# STATED PROBLEM:
Write the records below out in full, character for character, with no pictures.

# LISTED ENTRIES:
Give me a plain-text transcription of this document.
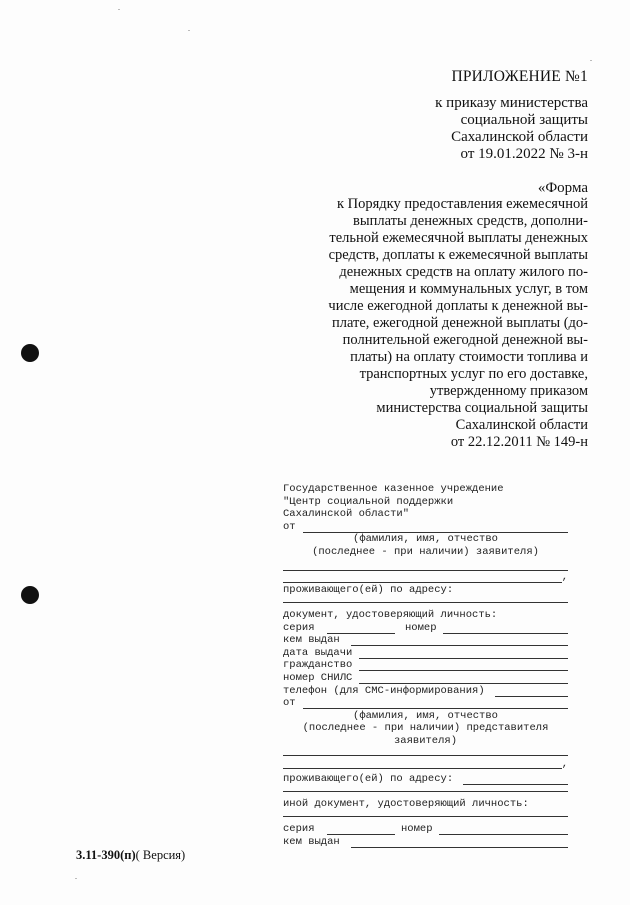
ПРИЛОЖЕНИЕ №1
к приказу министерства
социальной защиты
Сахалинской области
от 19.01.2022 № 3-н
«Форма
к Порядку предоставления ежемесячной
выплаты денежных средств, дополни-
тельной ежемесячной выплаты денежных
средств, доплаты к ежемесячной выплаты
денежных средств на оплату жилого по-
мещения и коммунальных услуг, в том
числе ежегодной доплаты к денежной вы-
плате, ежегодной денежной выплаты (до-
полнительной ежегодной денежной вы-
платы) на оплату стоимости топлива и
транспортных услуг по его доставке,
утвержденному приказом
министерства социальной защиты
Сахалинской области
от 22.12.2011 № 149-н
Государственное казенное учреждение
"Центр социальной поддержки
Сахалинской области"
от
(фамилия, имя, отчество
(последнее - при наличии) заявителя)
,
проживающего(ей) по адресу:
документ, удостоверяющий личность:
серия	номер
кем выдан
дата выдачи
гражданство
номер СНИЛС
телефон (для СМС-информирования)
от
(фамилия, имя, отчество
(последнее - при наличии) представителя
заявителя)
,
проживающего(ей) по адресу:
иной документ, удостоверяющий личность:
серия	номер
кем выдан
3.11-390(п)( Версия)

# SOLUTION FOR THIS TASK:
Give me a plain-text transcription of this document.
ПРИЛОЖЕНИЕ №1
к приказу министерства
социальной защиты
Сахалинской области
от 19.01.2022 № 3-н
«Форма
к Порядку предоставления ежемесячной
выплаты денежных средств, дополни-
тельной ежемесячной выплаты денежных
средств, доплаты к ежемесячной выплаты
денежных средств на оплату жилого по-
мещения и коммунальных услуг, в том
числе ежегодной доплаты к денежной вы-
плате, ежегодной денежной выплаты (до-
полнительной ежегодной денежной вы-
платы) на оплату стоимости топлива и
транспортных услуг по его доставке,
утвержденному приказом
министерства социальной защиты
Сахалинской области
от 22.12.2011 № 149-н
Государственное казенное учреждение
"Центр социальной поддержки
Сахалинской области"
от
(фамилия, имя, отчество
(последнее - при наличии) заявителя)
,
проживающего(ей) по адресу:
документ, удостоверяющий личность:
серия	номер
кем выдан
дата выдачи
гражданство
номер СНИЛС
телефон (для СМС-информирования)
от
(фамилия, имя, отчество
(последнее - при наличии) представителя
заявителя)
,
проживающего(ей) по адресу:
иной документ, удостоверяющий личность:
серия	номер
кем выдан
3.11-390(п)( Версия)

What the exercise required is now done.